**Material for the task**:
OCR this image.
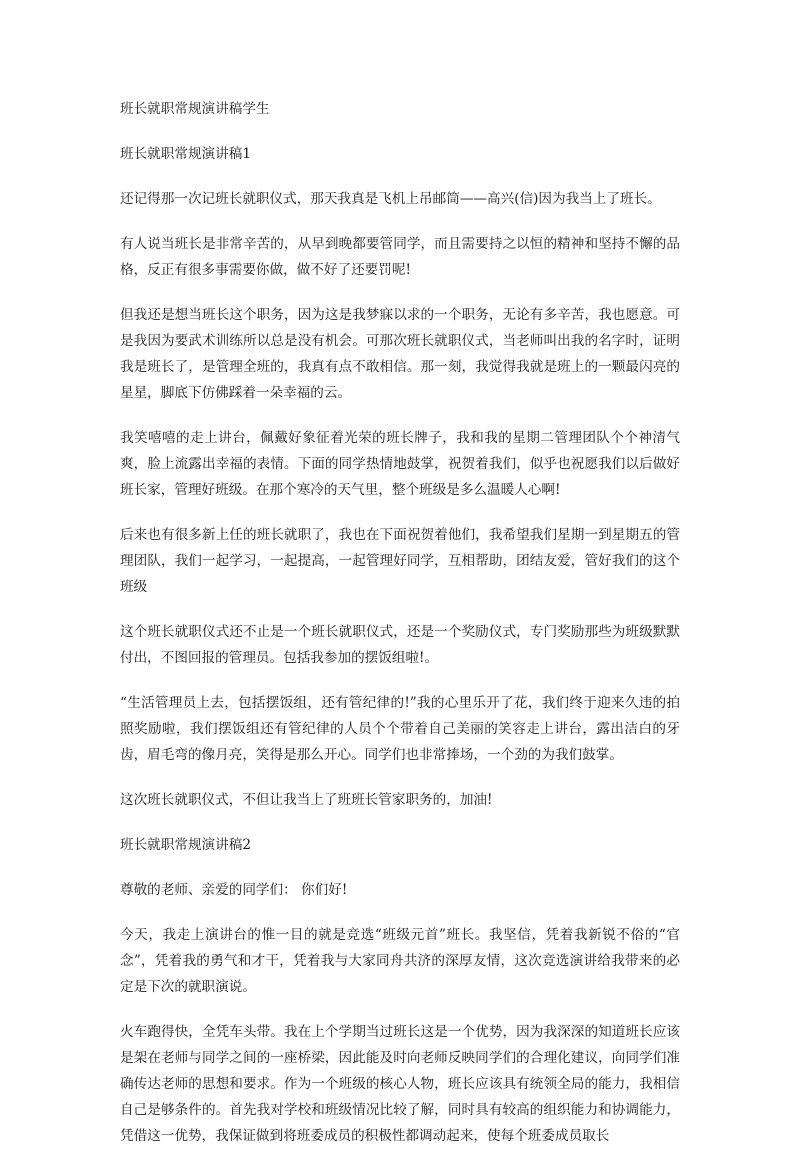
班长就职常规演讲稿学生

班长就职常规演讲稿1

还记得那一次记班长就职仪式，那天我真是飞机上吊邮筒——高兴(信)因为我当上了班长。

有人说当班长是非常辛苦的，从早到晚都要管同学，而且需要持之以恒的精神和坚持不懈的品格，反正有很多事需要你做，做不好了还要罚呢!

但我还是想当班长这个职务，因为这是我梦寐以求的一个职务，无论有多辛苦，我也愿意。可是我因为要武术训练所以总是没有机会。可那次班长就职仪式，当老师叫出我的名字时，证明我是班长了，是管理全班的，我真有点不敢相信。那一刻，我觉得我就是班上的一颗最闪亮的星星，脚底下仿佛踩着一朵幸福的云。

我笑嘻嘻的走上讲台，佩戴好象征着光荣的班长牌子，我和我的星期二管理团队个个神清气爽，脸上流露出幸福的表情。下面的同学热情地鼓掌，祝贺着我们，似乎也祝愿我们以后做好班长家，管理好班级。在那个寒冷的天气里，整个班级是多么温暖人心啊!

后来也有很多新上任的班长就职了，我也在下面祝贺着他们，我希望我们星期一到星期五的管理团队，我们一起学习，一起提高，一起管理好同学，互相帮助，团结友爱，管好我们的这个班级

这个班长就职仪式还不止是一个班长就职仪式，还是一个奖励仪式，专门奖励那些为班级默默付出，不图回报的管理员。包括我参加的摆饭组啦!。

“生活管理员上去，包括摆饭组，还有管纪律的!”我的心里乐开了花，我们终于迎来久违的拍照奖励啦，我们摆饭组还有管纪律的人员个个带着自己美丽的笑容走上讲台，露出洁白的牙齿，眉毛弯的像月亮，笑得是那么开心。同学们也非常捧场，一个劲的为我们鼓掌。

这次班长就职仪式，不但让我当上了班班长管家职务的，加油!

班长就职常规演讲稿2

尊敬的老师、亲爱的同学们： 你们好!

今天，我走上演讲台的惟一目的就是竞选“班级元首”班长。我坚信，凭着我新锐不俗的“官念”，凭着我的勇气和才干，凭着我与大家同舟共济的深厚友情，这次竞选演讲给我带来的必定是下次的就职演说。

火车跑得快，全凭车头带。我在上个学期当过班长这是一个优势，因为我深深的知道班长应该是架在老师与同学之间的一座桥梁，因此能及时向老师反映同学们的合理化建议，向同学们准确传达老师的思想和要求。作为一个班级的核心人物，班长应该具有统领全局的能力，我相信自己是够条件的。首先我对学校和班级情况比较了解，同时具有较高的组织能力和协调能力，凭借这一优势，我保证做到将班委成员的积极性都调动起来，使每个班委成员取长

**Stated exercise**: Restate the data above word for word. Skip every picture.

**Written solution**:
OCR this image.
班长就职常规演讲稿学生

班长就职常规演讲稿1

还记得那一次记班长就职仪式，那天我真是飞机上吊邮筒——高兴(信)因为我当上了班长。

有人说当班长是非常辛苦的，从早到晚都要管同学，而且需要持之以恒的精神和坚持不懈的品格，反正有很多事需要你做，做不好了还要罚呢!

但我还是想当班长这个职务，因为这是我梦寐以求的一个职务，无论有多辛苦，我也愿意。可是我因为要武术训练所以总是没有机会。可那次班长就职仪式，当老师叫出我的名字时，证明我是班长了，是管理全班的，我真有点不敢相信。那一刻，我觉得我就是班上的一颗最闪亮的星星，脚底下仿佛踩着一朵幸福的云。

我笑嘻嘻的走上讲台，佩戴好象征着光荣的班长牌子，我和我的星期二管理团队个个神清气爽，脸上流露出幸福的表情。下面的同学热情地鼓掌，祝贺着我们，似乎也祝愿我们以后做好班长家，管理好班级。在那个寒冷的天气里，整个班级是多么温暖人心啊!

后来也有很多新上任的班长就职了，我也在下面祝贺着他们，我希望我们星期一到星期五的管理团队，我们一起学习，一起提高，一起管理好同学，互相帮助，团结友爱，管好我们的这个班级

这个班长就职仪式还不止是一个班长就职仪式，还是一个奖励仪式，专门奖励那些为班级默默付出，不图回报的管理员。包括我参加的摆饭组啦!。

“生活管理员上去，包括摆饭组，还有管纪律的!”我的心里乐开了花，我们终于迎来久违的拍照奖励啦，我们摆饭组还有管纪律的人员个个带着自己美丽的笑容走上讲台，露出洁白的牙齿，眉毛弯的像月亮，笑得是那么开心。同学们也非常捧场，一个劲的为我们鼓掌。

这次班长就职仪式，不但让我当上了班班长管家职务的，加油!

班长就职常规演讲稿2

尊敬的老师、亲爱的同学们： 你们好!

今天，我走上演讲台的惟一目的就是竞选“班级元首”班长。我坚信，凭着我新锐不俗的“官念”，凭着我的勇气和才干，凭着我与大家同舟共济的深厚友情，这次竞选演讲给我带来的必定是下次的就职演说。

火车跑得快，全凭车头带。我在上个学期当过班长这是一个优势，因为我深深的知道班长应该是架在老师与同学之间的一座桥梁，因此能及时向老师反映同学们的合理化建议，向同学们准确传达老师的思想和要求。作为一个班级的核心人物，班长应该具有统领全局的能力，我相信自己是够条件的。首先我对学校和班级情况比较了解，同时具有较高的组织能力和协调能力，凭借这一优势，我保证做到将班委成员的积极性都调动起来，使每个班委成员取长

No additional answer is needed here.